Data tied to figure images
·····

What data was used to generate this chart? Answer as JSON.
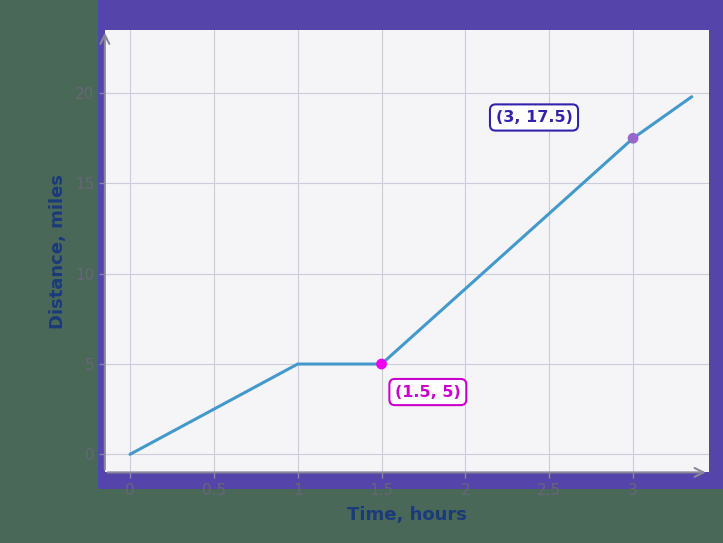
{
  "line_x": [
    0,
    1,
    1.5,
    3,
    3.35
  ],
  "line_y": [
    0,
    5,
    5,
    17.5,
    19.8
  ],
  "point1": [
    1.5,
    5
  ],
  "point2": [
    3,
    17.5
  ],
  "label1": "(1.5, 5)",
  "label2": "(3, 17.5)",
  "xlabel": "Time, hours",
  "ylabel": "Distance, miles",
  "xlim": [
    -0.15,
    3.45
  ],
  "ylim": [
    -1.0,
    23.5
  ],
  "xticks": [
    0,
    0.5,
    1,
    1.5,
    2,
    2.5,
    3
  ],
  "xtick_labels": [
    "0",
    "0.5",
    "1",
    "1.5",
    "2",
    "2.5",
    "3"
  ],
  "yticks": [
    0,
    5,
    10,
    15,
    20
  ],
  "ytick_labels": [
    "0",
    "5",
    "10",
    "15",
    "20"
  ],
  "line_color": "#4499cc",
  "point1_color": "#ee00ee",
  "point2_color": "#9966cc",
  "label1_text_color": "#cc00cc",
  "label2_text_color": "#3322aa",
  "outer_left_bg": "#4a6e5a",
  "outer_border_color": "#5544aa",
  "inner_bg": "#f5f5f8",
  "grid_color": "#ccccdd",
  "axis_color": "#999999",
  "axis_label_color": "#1a3a7a",
  "tick_label_color": "#666677",
  "line_width": 2.2,
  "point_size": 60,
  "arrow_color": "#888899"
}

·····

Transcribe the records above verbatim. Do not carry over any picture.

• Exercise answer:
What data was used to generate this chart? Answer as JSON.
{
  "line_x": [
    0,
    1,
    1.5,
    3,
    3.35
  ],
  "line_y": [
    0,
    5,
    5,
    17.5,
    19.8
  ],
  "point1": [
    1.5,
    5
  ],
  "point2": [
    3,
    17.5
  ],
  "label1": "(1.5, 5)",
  "label2": "(3, 17.5)",
  "xlabel": "Time, hours",
  "ylabel": "Distance, miles",
  "xlim": [
    -0.15,
    3.45
  ],
  "ylim": [
    -1.0,
    23.5
  ],
  "xticks": [
    0,
    0.5,
    1,
    1.5,
    2,
    2.5,
    3
  ],
  "xtick_labels": [
    "0",
    "0.5",
    "1",
    "1.5",
    "2",
    "2.5",
    "3"
  ],
  "yticks": [
    0,
    5,
    10,
    15,
    20
  ],
  "ytick_labels": [
    "0",
    "5",
    "10",
    "15",
    "20"
  ],
  "line_color": "#4499cc",
  "point1_color": "#ee00ee",
  "point2_color": "#9966cc",
  "label1_text_color": "#cc00cc",
  "label2_text_color": "#3322aa",
  "outer_left_bg": "#4a6e5a",
  "outer_border_color": "#5544aa",
  "inner_bg": "#f5f5f8",
  "grid_color": "#ccccdd",
  "axis_color": "#999999",
  "axis_label_color": "#1a3a7a",
  "tick_label_color": "#666677",
  "line_width": 2.2,
  "point_size": 60,
  "arrow_color": "#888899"
}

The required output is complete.